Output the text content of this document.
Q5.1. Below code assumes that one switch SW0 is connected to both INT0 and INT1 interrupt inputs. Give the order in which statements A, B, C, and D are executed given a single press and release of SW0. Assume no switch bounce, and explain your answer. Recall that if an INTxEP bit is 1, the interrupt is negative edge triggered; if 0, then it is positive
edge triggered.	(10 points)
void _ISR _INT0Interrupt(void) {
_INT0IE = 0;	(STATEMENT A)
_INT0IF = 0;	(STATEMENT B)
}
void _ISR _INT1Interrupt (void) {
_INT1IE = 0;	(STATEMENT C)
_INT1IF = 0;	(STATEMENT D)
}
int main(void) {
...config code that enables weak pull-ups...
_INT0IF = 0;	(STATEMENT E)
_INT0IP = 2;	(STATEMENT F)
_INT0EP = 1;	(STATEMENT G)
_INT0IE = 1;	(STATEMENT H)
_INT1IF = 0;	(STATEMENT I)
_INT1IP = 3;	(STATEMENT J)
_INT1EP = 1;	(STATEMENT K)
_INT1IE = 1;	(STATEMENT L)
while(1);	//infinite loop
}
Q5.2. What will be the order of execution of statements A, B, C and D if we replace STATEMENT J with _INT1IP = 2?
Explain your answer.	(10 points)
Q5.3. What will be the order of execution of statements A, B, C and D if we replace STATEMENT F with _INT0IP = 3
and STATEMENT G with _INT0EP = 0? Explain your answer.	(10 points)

# # #

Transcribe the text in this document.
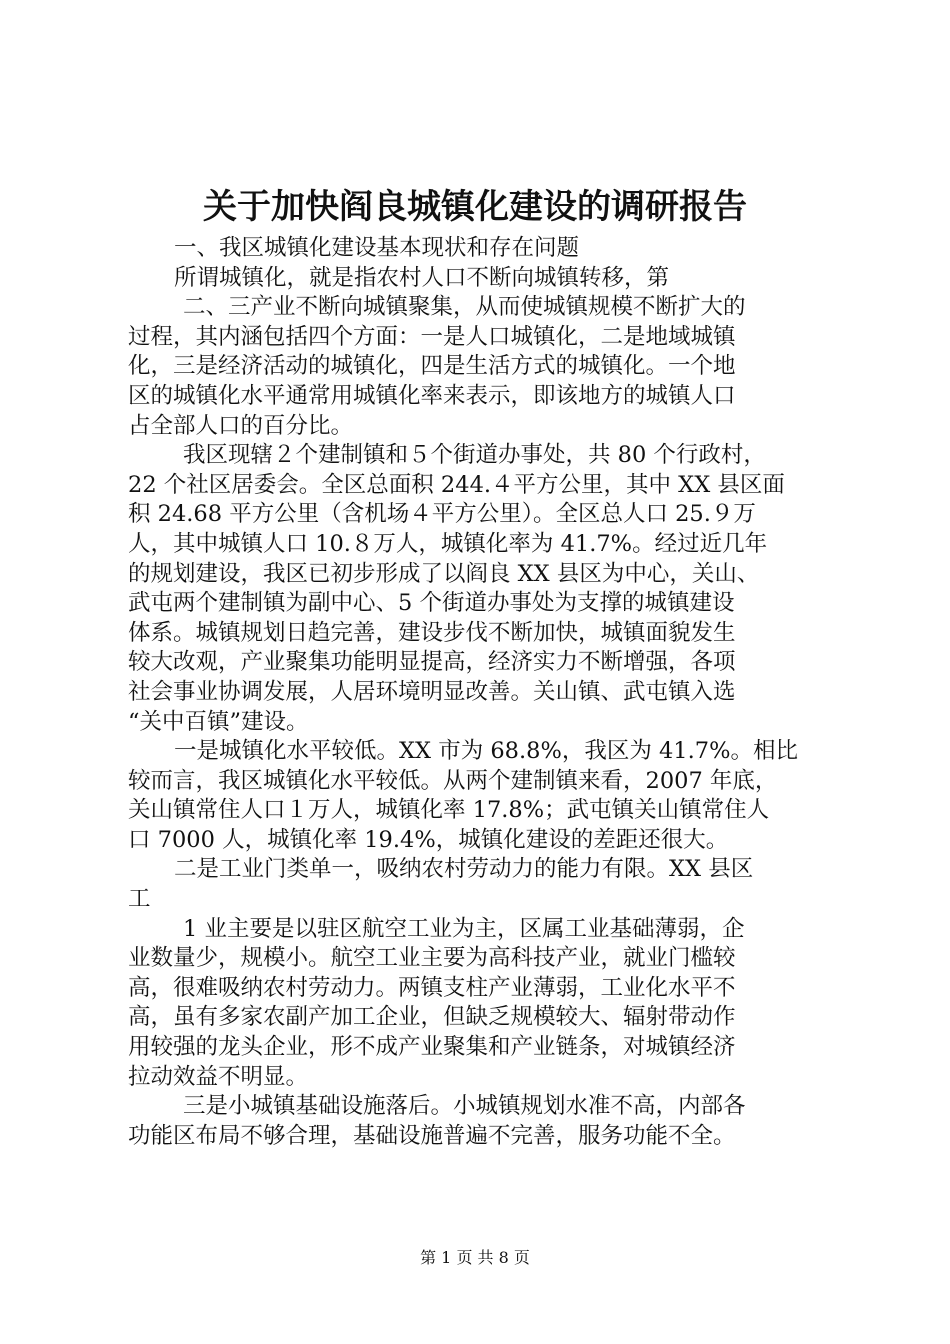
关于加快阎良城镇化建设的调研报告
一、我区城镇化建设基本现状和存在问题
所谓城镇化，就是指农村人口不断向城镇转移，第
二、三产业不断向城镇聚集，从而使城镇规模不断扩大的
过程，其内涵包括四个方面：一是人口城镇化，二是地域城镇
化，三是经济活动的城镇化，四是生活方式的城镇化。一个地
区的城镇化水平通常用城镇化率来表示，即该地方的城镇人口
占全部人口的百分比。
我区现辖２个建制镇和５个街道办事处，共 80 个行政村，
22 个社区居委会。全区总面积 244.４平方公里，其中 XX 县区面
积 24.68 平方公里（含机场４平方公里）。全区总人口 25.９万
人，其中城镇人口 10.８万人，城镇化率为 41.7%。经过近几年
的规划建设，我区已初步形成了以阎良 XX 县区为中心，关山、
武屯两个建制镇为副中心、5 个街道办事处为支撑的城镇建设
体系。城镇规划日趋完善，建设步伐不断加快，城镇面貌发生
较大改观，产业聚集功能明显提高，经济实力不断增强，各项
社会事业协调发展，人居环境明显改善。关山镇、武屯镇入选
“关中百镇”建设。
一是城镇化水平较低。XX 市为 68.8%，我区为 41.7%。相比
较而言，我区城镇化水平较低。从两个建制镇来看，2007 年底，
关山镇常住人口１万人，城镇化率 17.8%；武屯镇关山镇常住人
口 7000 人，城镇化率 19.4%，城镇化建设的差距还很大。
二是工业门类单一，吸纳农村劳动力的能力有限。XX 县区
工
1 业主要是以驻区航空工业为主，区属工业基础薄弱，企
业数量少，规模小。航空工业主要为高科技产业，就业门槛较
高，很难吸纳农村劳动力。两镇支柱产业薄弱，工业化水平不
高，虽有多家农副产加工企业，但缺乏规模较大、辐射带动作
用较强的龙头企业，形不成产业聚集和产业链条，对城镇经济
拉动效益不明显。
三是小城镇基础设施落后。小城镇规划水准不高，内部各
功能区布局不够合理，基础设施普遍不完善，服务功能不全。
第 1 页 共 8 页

# # #

§ What needs to be done
Search the material above for "answer". Pull out each line where it shows up.

§ Completed exercise
Q5.1. Below code assumes that one switch SW0 is connected to both INT0 and INT1 interrupt inputs. Give the order in which statements A, B, C, and D are executed given a single press and release of SW0. Assume no switch bounce, and explain your answer. Recall that if an INTxEP bit is 1, the interrupt is negative edge triggered; if 0, then it is positive
Explain your answer.	(10 points)
and STATEMENT G with _INT0EP = 0? Explain your answer.	(10 points)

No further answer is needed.